## The problem
Make an exact copy of all the material below, apart from the pictures.

## Records for the exercise
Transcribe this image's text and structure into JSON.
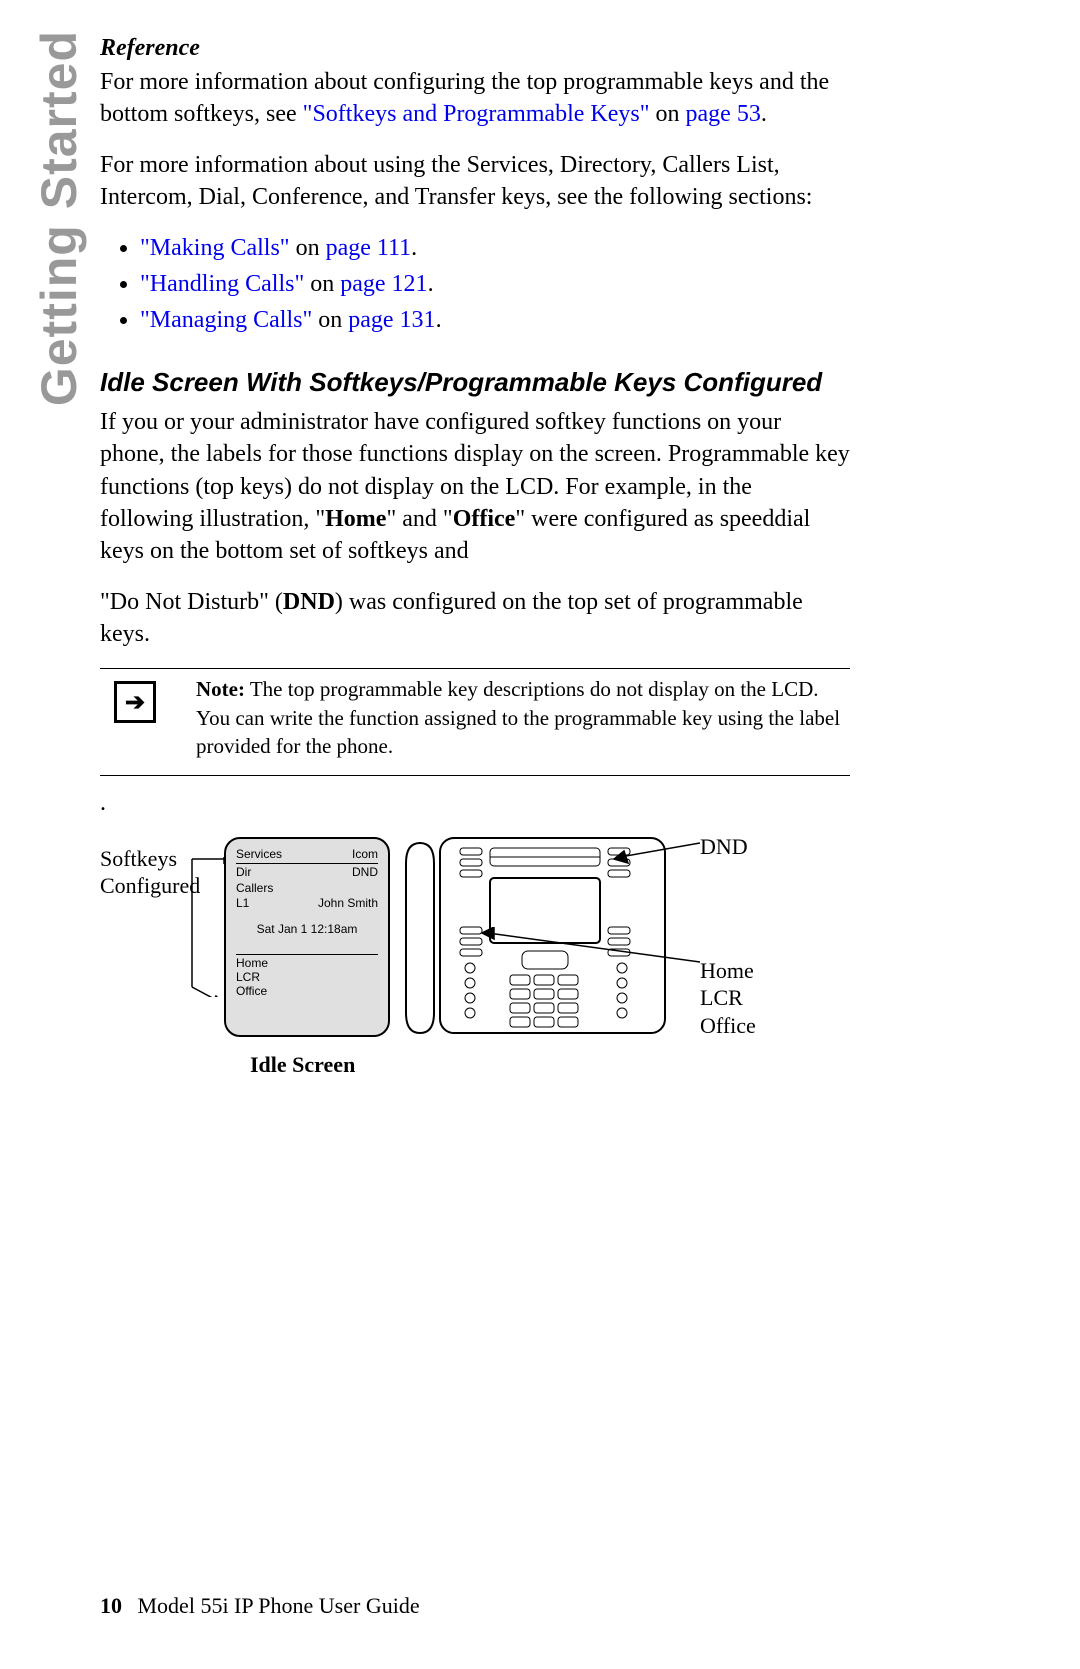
{
  "side_tab": "Getting Started",
  "reference": {
    "heading": "Reference",
    "para1_a": "For more information about configuring the top programmable keys and the bottom softkeys, see ",
    "link1": "\"Softkeys and Programmable Keys\"",
    "link1_join": " on ",
    "link1_page": "page 53",
    "para1_end": ".",
    "para2": "For more information about using the Services, Directory, Callers List, Intercom, Dial, Conference, and Transfer keys, see the following sections:",
    "bullets": [
      {
        "title": "\"Making Calls\"",
        "join": " on ",
        "page": "page 111",
        "end": "."
      },
      {
        "title": "\"Handling Calls\"",
        "join": " on ",
        "page": "page 121",
        "end": "."
      },
      {
        "title": "\"Managing Calls\"",
        "join": " on ",
        "page": "page 131",
        "end": "."
      }
    ]
  },
  "section2_heading": "Idle Screen With Softkeys/Programmable Keys Configured",
  "section2_p1_a": "If you or your administrator have configured softkey functions on your phone, the labels for those functions display on the screen. Programmable key functions (top keys) do not display on the LCD. For example, in the following illustration, \"",
  "section2_p1_home": "Home",
  "section2_p1_b": "\" and \"",
  "section2_p1_office": "Office",
  "section2_p1_c": "\" were configured as speeddial keys on the bottom set of softkeys and",
  "section2_p2_a": "\"Do Not Disturb\" (",
  "section2_p2_dnd": "DND",
  "section2_p2_b": ") was configured on the top set of programmable keys.",
  "note": {
    "lead": "Note:",
    "body": " The top programmable key descriptions do not display on the LCD. You can write the function assigned to the programmable key using the label provided for the phone."
  },
  "figure": {
    "left_label": "Softkeys\nConfigured",
    "right_top": "DND",
    "right_bottom": "Home\nLCR\nOffice",
    "caption": "Idle Screen",
    "lcd": {
      "r1l": "Services",
      "r1r": "Icom",
      "r2l": "Dir",
      "r2r": "DND",
      "r3l": "Callers",
      "r4l": "L1",
      "r4r": "John Smith",
      "date": "Sat  Jan 1  12:18am",
      "b1": "Home",
      "b2": "LCR",
      "b3": "Office"
    }
  },
  "footer": {
    "page": "10",
    "title": "Model 55i IP Phone User Guide"
  }
}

## The answer
Transcribe this image's text and structure into JSON.
{
  "side_tab": "Getting Started",
  "reference": {
    "heading": "Reference",
    "para1_a": "For more information about configuring the top programmable keys and the bottom softkeys, see ",
    "link1": "\"Softkeys and Programmable Keys\"",
    "link1_join": " on ",
    "link1_page": "page 53",
    "para1_end": ".",
    "para2": "For more information about using the Services, Directory, Callers List, Intercom, Dial, Conference, and Transfer keys, see the following sections:",
    "bullets": [
      {
        "title": "\"Making Calls\"",
        "join": " on ",
        "page": "page 111",
        "end": "."
      },
      {
        "title": "\"Handling Calls\"",
        "join": " on ",
        "page": "page 121",
        "end": "."
      },
      {
        "title": "\"Managing Calls\"",
        "join": " on ",
        "page": "page 131",
        "end": "."
      }
    ]
  },
  "section2_heading": "Idle Screen With Softkeys/Programmable Keys Configured",
  "section2_p1_a": "If you or your administrator have configured softkey functions on your phone, the labels for those functions display on the screen. Programmable key functions (top keys) do not display on the LCD. For example, in the following illustration, \"",
  "section2_p1_home": "Home",
  "section2_p1_b": "\" and \"",
  "section2_p1_office": "Office",
  "section2_p1_c": "\" were configured as speeddial keys on the bottom set of softkeys and",
  "section2_p2_a": "\"Do Not Disturb\" (",
  "section2_p2_dnd": "DND",
  "section2_p2_b": ") was configured on the top set of programmable keys.",
  "note": {
    "lead": "Note:",
    "body": " The top programmable key descriptions do not display on the LCD. You can write the function assigned to the programmable key using the label provided for the phone."
  },
  "figure": {
    "left_label": "Softkeys\nConfigured",
    "right_top": "DND",
    "right_bottom": "Home\nLCR\nOffice",
    "caption": "Idle Screen",
    "lcd": {
      "r1l": "Services",
      "r1r": "Icom",
      "r2l": "Dir",
      "r2r": "DND",
      "r3l": "Callers",
      "r4l": "L1",
      "r4r": "John Smith",
      "date": "Sat  Jan 1  12:18am",
      "b1": "Home",
      "b2": "LCR",
      "b3": "Office"
    }
  },
  "footer": {
    "page": "10",
    "title": "Model 55i IP Phone User Guide"
  }
}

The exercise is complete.